▸ THE REQUEST
Report every line from the material that contains the word "migratory".

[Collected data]
START
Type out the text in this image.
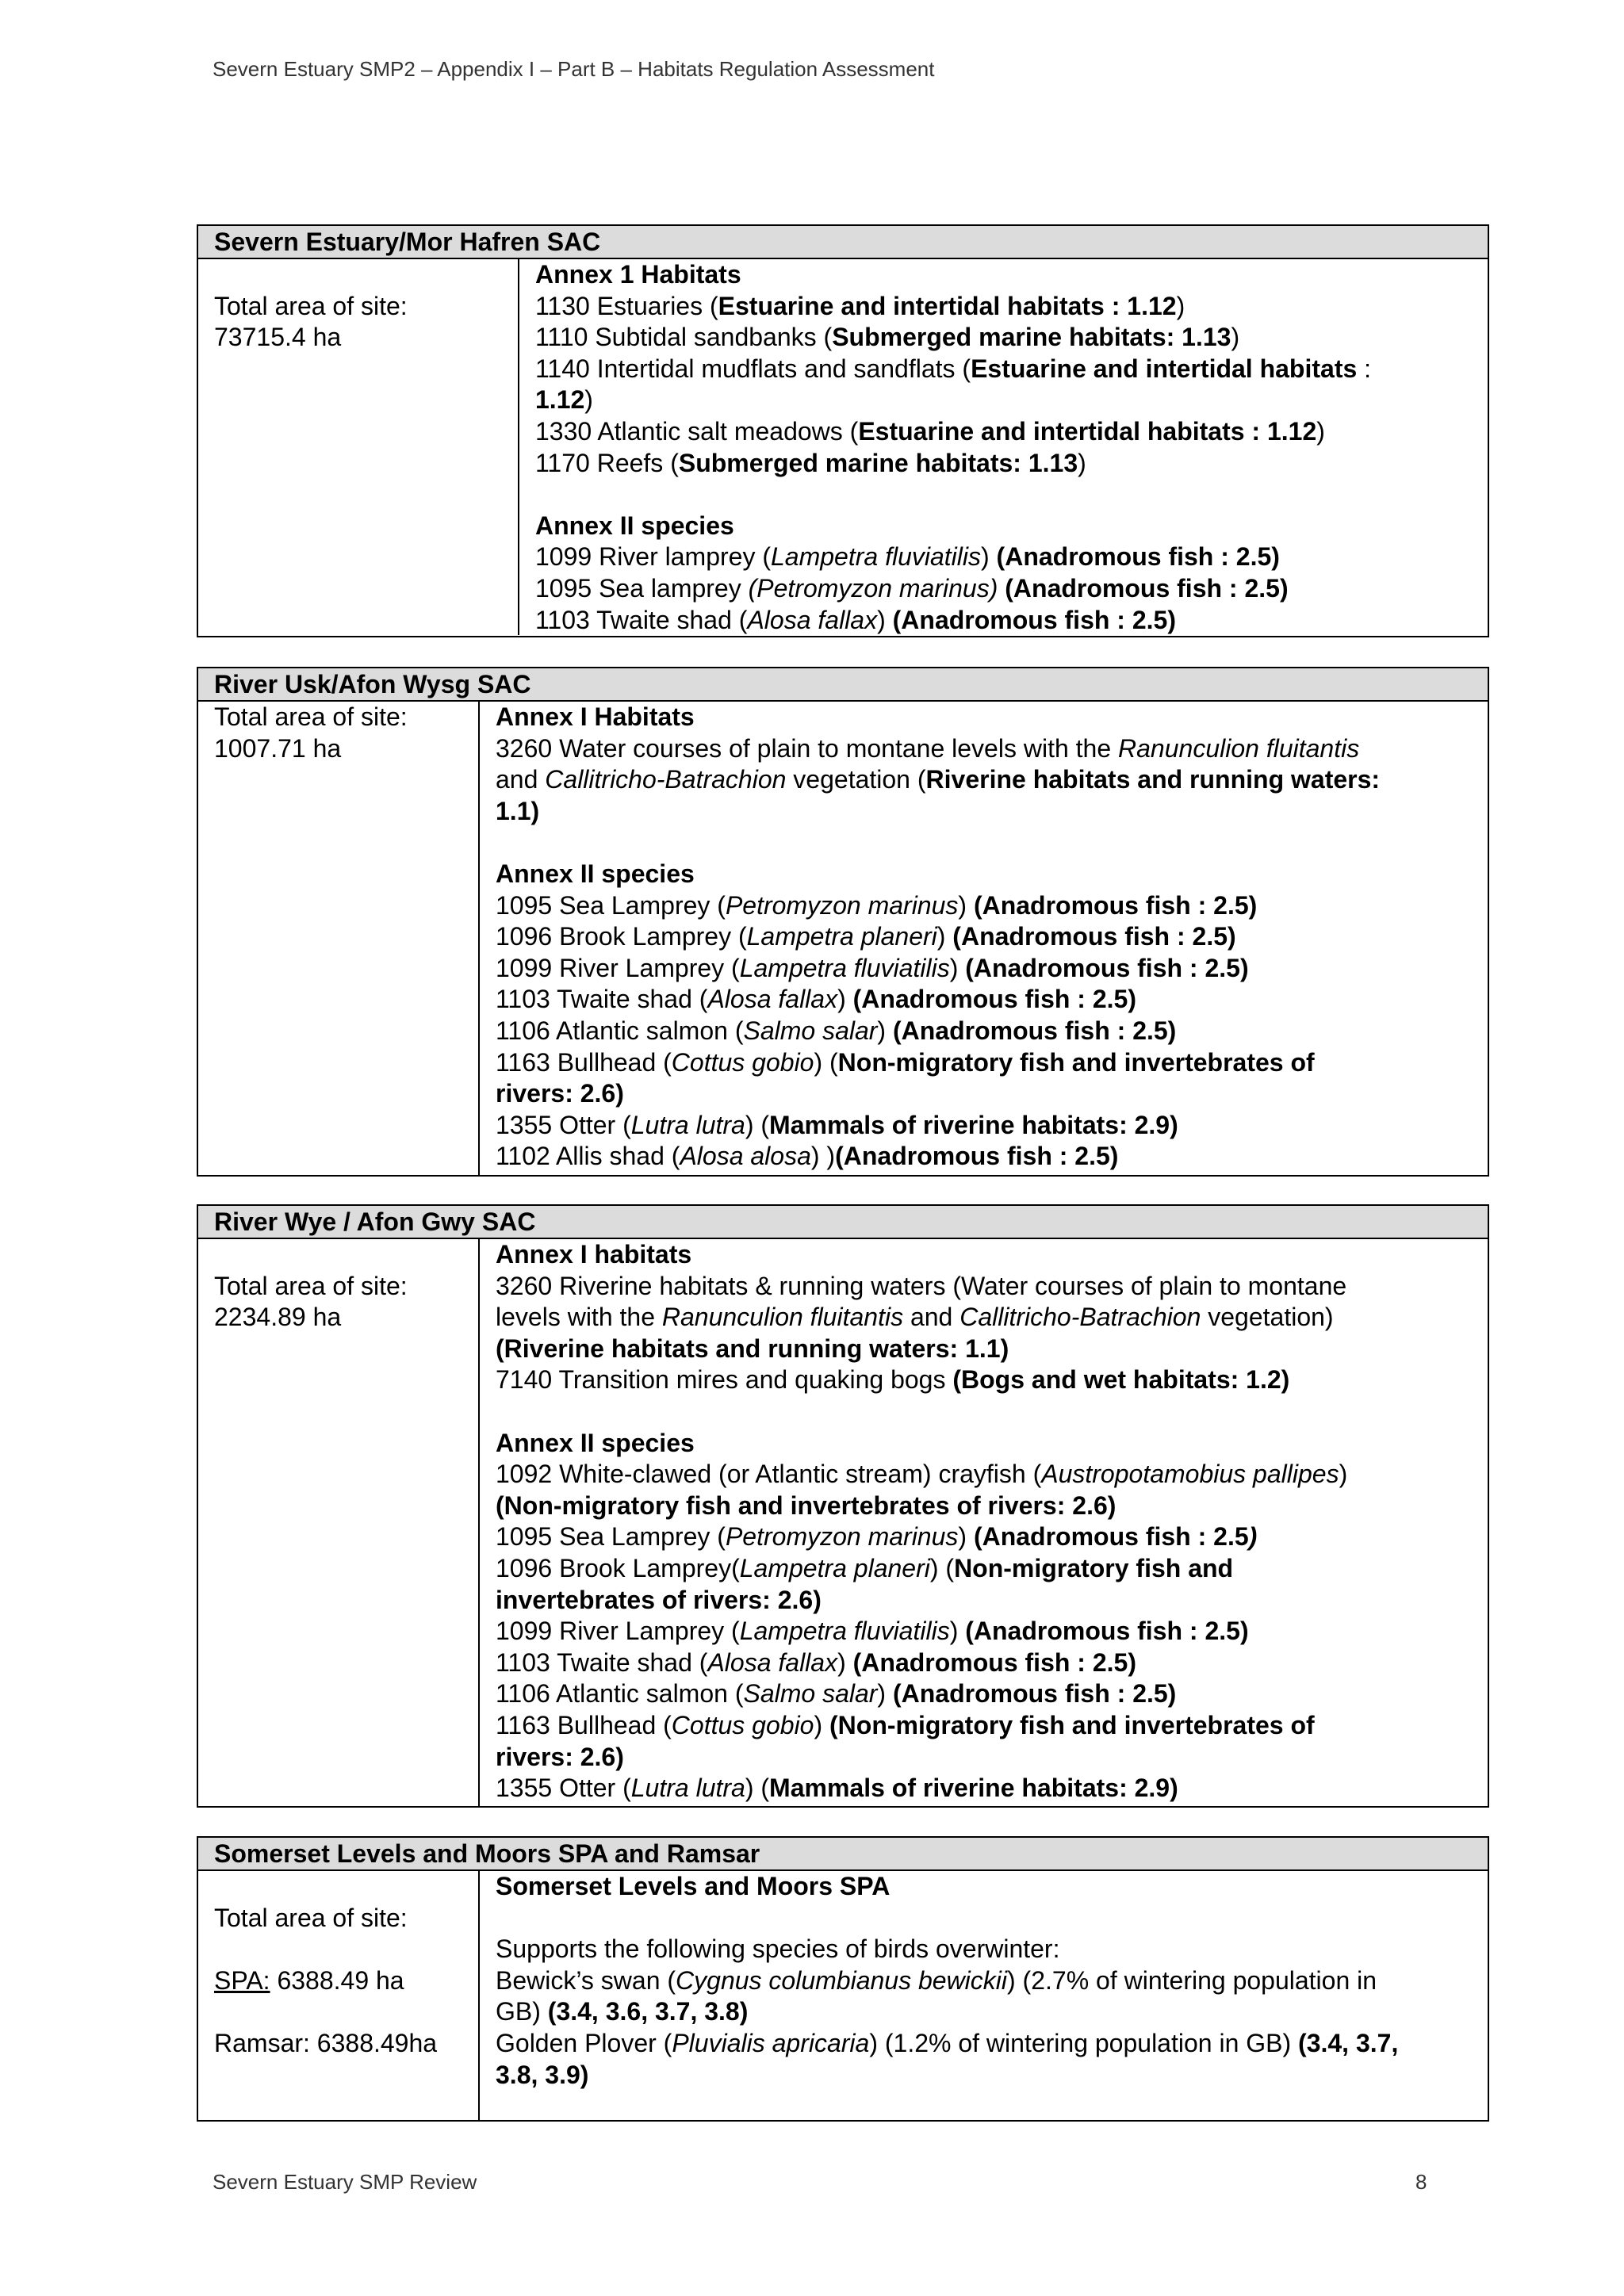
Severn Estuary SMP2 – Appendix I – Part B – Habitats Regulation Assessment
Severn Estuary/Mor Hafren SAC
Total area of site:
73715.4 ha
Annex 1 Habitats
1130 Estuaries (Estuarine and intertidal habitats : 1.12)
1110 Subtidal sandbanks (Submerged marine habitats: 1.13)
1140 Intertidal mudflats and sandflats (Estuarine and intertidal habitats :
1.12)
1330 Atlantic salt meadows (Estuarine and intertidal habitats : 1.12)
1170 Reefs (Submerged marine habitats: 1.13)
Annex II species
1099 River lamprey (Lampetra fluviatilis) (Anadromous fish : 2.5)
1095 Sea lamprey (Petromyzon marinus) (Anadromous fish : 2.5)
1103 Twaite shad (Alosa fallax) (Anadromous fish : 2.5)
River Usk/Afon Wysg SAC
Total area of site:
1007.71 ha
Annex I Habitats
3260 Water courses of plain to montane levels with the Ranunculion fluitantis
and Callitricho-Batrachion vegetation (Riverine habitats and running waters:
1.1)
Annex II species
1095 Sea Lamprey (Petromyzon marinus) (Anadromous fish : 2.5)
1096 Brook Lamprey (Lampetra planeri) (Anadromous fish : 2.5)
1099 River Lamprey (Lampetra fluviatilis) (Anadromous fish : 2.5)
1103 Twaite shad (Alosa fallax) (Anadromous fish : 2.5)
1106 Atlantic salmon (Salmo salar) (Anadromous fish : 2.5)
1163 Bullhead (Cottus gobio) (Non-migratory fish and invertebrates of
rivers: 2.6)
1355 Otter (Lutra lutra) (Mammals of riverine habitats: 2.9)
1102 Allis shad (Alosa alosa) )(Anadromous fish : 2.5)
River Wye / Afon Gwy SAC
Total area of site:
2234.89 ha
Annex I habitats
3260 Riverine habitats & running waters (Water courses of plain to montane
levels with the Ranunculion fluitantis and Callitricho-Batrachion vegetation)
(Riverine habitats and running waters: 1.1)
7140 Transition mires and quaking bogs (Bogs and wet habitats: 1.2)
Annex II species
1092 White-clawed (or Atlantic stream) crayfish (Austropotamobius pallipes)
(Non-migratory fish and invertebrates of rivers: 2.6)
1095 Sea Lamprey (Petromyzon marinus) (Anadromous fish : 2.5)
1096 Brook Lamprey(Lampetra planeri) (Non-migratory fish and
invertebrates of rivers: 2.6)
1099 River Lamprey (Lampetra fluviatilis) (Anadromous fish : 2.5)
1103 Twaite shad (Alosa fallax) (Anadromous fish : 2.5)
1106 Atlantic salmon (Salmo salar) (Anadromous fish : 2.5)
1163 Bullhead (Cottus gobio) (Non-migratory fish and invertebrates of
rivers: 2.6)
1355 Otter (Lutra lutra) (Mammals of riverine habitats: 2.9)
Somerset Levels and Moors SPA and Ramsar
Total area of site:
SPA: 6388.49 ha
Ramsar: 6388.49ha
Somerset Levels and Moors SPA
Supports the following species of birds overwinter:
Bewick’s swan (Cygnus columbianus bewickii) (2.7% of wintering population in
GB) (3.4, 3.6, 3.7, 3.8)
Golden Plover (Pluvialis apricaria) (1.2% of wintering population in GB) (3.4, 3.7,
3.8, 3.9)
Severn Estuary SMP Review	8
END
START
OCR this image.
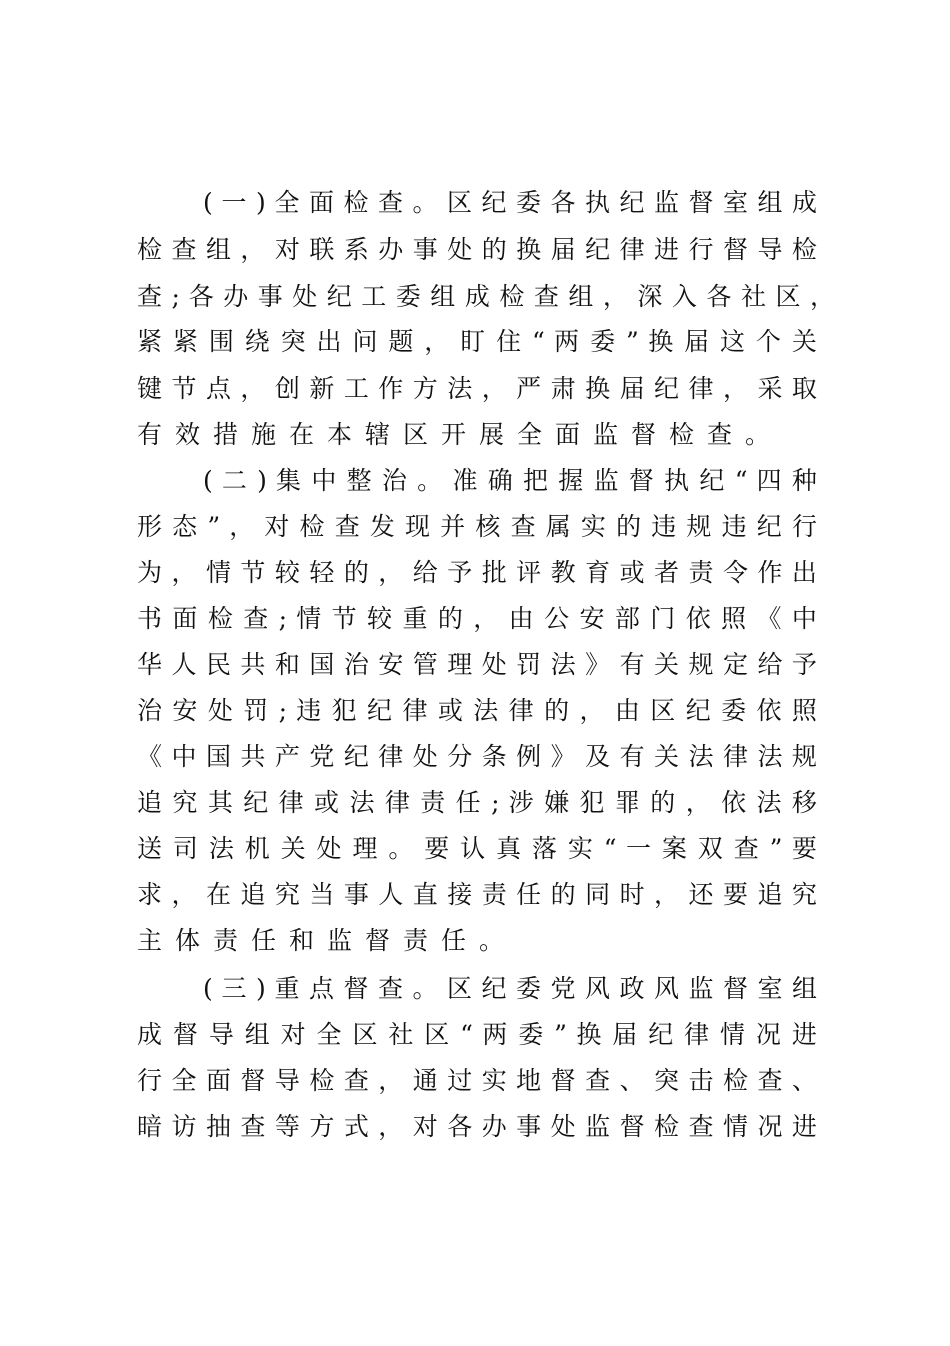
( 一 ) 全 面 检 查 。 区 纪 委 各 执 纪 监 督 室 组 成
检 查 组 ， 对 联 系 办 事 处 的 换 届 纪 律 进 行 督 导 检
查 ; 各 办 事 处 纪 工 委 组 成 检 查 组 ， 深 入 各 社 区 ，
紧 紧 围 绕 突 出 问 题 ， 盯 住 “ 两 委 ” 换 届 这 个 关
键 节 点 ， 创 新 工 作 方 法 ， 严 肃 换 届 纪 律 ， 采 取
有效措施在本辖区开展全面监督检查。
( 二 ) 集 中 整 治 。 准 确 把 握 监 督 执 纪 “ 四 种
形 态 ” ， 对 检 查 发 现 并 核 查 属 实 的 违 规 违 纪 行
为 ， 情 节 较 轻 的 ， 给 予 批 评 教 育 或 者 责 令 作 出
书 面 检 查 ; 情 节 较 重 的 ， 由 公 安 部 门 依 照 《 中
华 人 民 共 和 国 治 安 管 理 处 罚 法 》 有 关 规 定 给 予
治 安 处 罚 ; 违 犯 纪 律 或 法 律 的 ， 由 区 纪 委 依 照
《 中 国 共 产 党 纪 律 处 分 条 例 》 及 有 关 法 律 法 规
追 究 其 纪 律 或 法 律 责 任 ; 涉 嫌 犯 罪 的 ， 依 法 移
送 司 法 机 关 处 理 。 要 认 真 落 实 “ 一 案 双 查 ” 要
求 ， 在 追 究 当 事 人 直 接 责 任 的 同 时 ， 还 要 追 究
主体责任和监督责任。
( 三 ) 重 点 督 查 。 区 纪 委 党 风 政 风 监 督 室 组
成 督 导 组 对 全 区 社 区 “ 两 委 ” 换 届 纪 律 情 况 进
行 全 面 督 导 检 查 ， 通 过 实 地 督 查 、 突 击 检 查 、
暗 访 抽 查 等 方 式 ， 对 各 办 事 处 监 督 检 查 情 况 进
END
▸ ANSWER TO THIS PROBLEM
1163 Bullhead (Cottus gobio) (Non-migratory fish and invertebrates of
(Non-migratory fish and invertebrates of rivers: 2.6)
1096 Brook Lamprey(Lampetra planeri) (Non-migratory fish and
1163 Bullhead (Cottus gobio) (Non-migratory fish and invertebrates of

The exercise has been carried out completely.